EXERCISE PROMPT: Every record must be repeated exactly; omit any pictures they contain.
* Start PROVIDED RECORDS *
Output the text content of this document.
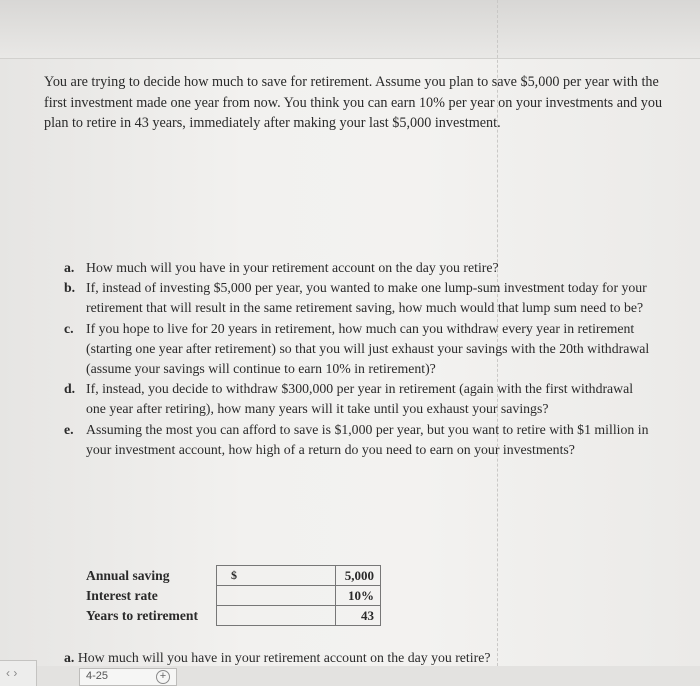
You are trying to decide how much to save for retirement. Assume you plan to save $5,000 per year with the first investment made one year from now. You think you can earn 10% per year on your investments and you plan to retire in 43 years, immediately after making your last $5,000 investment.

a. How much will you have in your retirement account on the day you retire?

b. If, instead of investing $5,000 per year, you wanted to make one lump-sum investment today for your retirement that will result in the same retirement saving, how much would that lump sum need to be?

c. If you hope to live for 20 years in retirement, how much can you withdraw every year in retirement (starting one year after retirement) so that you will just exhaust your savings with the 20th withdrawal (assume your savings will continue to earn 10% in retirement)?

d. If, instead, you decide to withdraw $300,000 per year in retirement (again with the first withdrawal one year after retiring), how many years will it take until you exhaust your savings?

e. Assuming the most you can afford to save is $1,000 per year, but you want to retire with $1 million in your investment account, how high of a return do you need to earn on your investments?

Annual saving	$	5,000
Interest rate		10%
Years to retirement		43

a. How much will you have in your retirement account on the day you retire?

‹ ›	4-25	+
* End PROVIDED RECORDS *
ANSWER TO THE TASK:
Output the text content of this document.
You are trying to decide how much to save for retirement. Assume you plan to save $5,000 per year with the first investment made one year from now. You think you can earn 10% per year on your investments and you plan to retire in 43 years, immediately after making your last $5,000 investment.

a. How much will you have in your retirement account on the day you retire?

b. If, instead of investing $5,000 per year, you wanted to make one lump-sum investment today for your retirement that will result in the same retirement saving, how much would that lump sum need to be?

c. If you hope to live for 20 years in retirement, how much can you withdraw every year in retirement (starting one year after retirement) so that you will just exhaust your savings with the 20th withdrawal (assume your savings will continue to earn 10% in retirement)?

d. If, instead, you decide to withdraw $300,000 per year in retirement (again with the first withdrawal one year after retiring), how many years will it take until you exhaust your savings?

e. Assuming the most you can afford to save is $1,000 per year, but you want to retire with $1 million in your investment account, how high of a return do you need to earn on your investments?

Annual saving	$	5,000
Interest rate		10%
Years to retirement		43

a. How much will you have in your retirement account on the day you retire?

‹ ›	4-25	+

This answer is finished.